== TEXTO ==

====

Não se alcança a necessidade de diligências de prova complementares necessárias à ponderação do caso e decisão.


2.2- Ao Sr Juiz solicitante da escusa foi atribuído, como relator, o julgamento do recurso interposto pelo MPo contra o arguido defendido por aquele Sr Advogado, Dr BB. O processo crime atém-se na presente fase, a apreciação de recurso interposto pelo Ministério Público, inconformado que ficou com o teor do acórdão condenatório do arguido, na parte da decisão de suspender a execução da pena de três anos e seis meses de prisão aplicada àquele pela prática, em autoria material e na forma consumada, de um crime de tráfico de estupefacientes de menor gravidade p. e p. pelo arto 25o al. a) do D.L. no 15/93 de 22/01, com referência às Tabelas I-A e I-B, anexas ao mencionado diploma.


2.3 - A imparcialidade do juiz, inerente ao ato de julgar e pressuposto de uma decisão justa, é essencial à confiança pública na administração da justiça e é "um direito fundamental dos destinatários das decisões judiciais, um dos elementos integrantes e de densificação da garantia do processo equitativo, com a dignidade de direito fundamental" (artigo 6.°, §1, da CEDH e artigo 14.°, n.° 1, do Pacto Internacional sobre os Direitos Civis e Políticos).


Nos termos do disposto nos n.°s 1, 2 e 4 do artigo 43.° do CPP, "[o] juiz não pode declarar-se voluntariamente suspeito, mas pode pedir ao tribunal competente que o escuse de intervir" quando "correr o risco de [a sua intervenção]ser considerada suspeita, por existir motivo, sério e grave, adequado a gerar desconfiança sobre a sua imparcialidade ".


Ponto é, aqui, saber se os motivos invocados pelo Sr Juiz Desembargador, ligados à longa relação de amizade e maior intimidade social com o mandatário do arguido constituem motivo sério e grave para gerar suspeita e desconfiança sobre a sua imparcialidade.


A resposta não deixará de ser afirmativa.


«Os motivos que podem afectar a garantia da imparcialidade objectiva, que mais do que do juiz e do "ser" relevam do "parecer", têm de se apresentar, nos termos da lei, "sérios" e "graves". (...) Não basta um qualquer motivo que impressione subjectivamente o destinatário da decisão relativamente ao risco de algum prejuízo ou preconceito que possa ser tomado contra si, mas, antes, que o motivo invocado tem de ser de tal modo relevante que, objectivamente, pelo lado não apenas do destinatário da decisão, mas também de um homem médio, possa ser entendido como susceptível de afectar, na aparência, a garantia da boa justiça, por poder ser externamente (...) como susceptível de afectar (gerar desconfiança) a imparcialidade.».- como bem se explicou no já citado acórdão do STJ de 6 de Julho de 2005 (CJ, Acs. STJ, XIII, II, 236).

====

== DADOS RECOLHIDOS ==
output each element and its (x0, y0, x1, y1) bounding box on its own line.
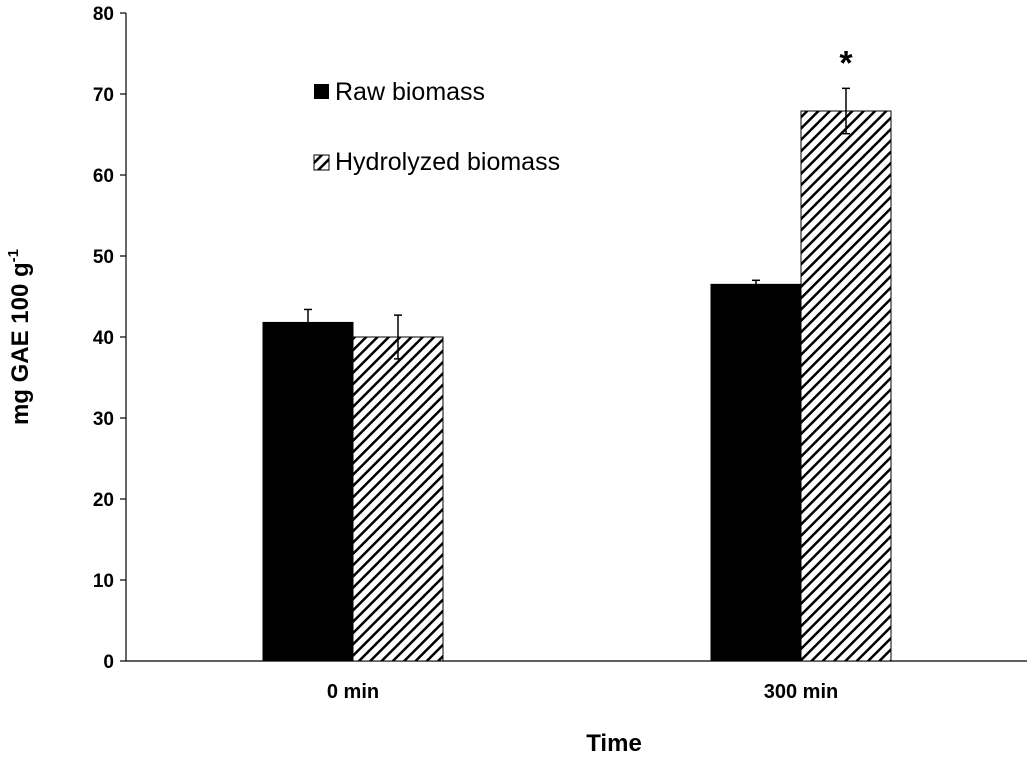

====

== REQUISITOS DO EXERCÍCIO ==
• A. Edite o texto sobre a escusa do juiz, reproduzindo tudo desde "2.2- Ao Sr Juiz" até "ao mencionado diploma." e substituindo "arguido" por "acusado".
• B. Indique todos os atos normativos (leis, decretos-leis, códigos, convenções e pactos) referidos no texto sobre a escusa do juiz.

== RESPOSTAS ==
• A.
2.2- Ao Sr Juiz solicitante da escusa foi atribuído, como relator, o julgamento do recurso interposto pelo MPo contra o acusado defendido por aquele Sr Advogado, Dr BB. O processo crime atém-se na presente fase, a apreciação de recurso interposto pelo Ministério Público, inconformado que ficou com o teor do acórdão condenatório do acusado, na parte da decisão de suspender a execução da pena de três anos e seis meses de prisão aplicada àquele pela prática, em autoria material e na forma consumada, de um crime de tráfico de estupefacientes de menor gravidade p. e p. pelo arto 25o al. a) do D.L. no 15/93 de 22/01, com referência às Tabelas I-A e I-B, anexas ao mencionado diploma.

• B.
- D.L. 15/93 de 22/01
- CEDH
- Pacto Internacional sobre os Direitos Civis e Políticos
- CPP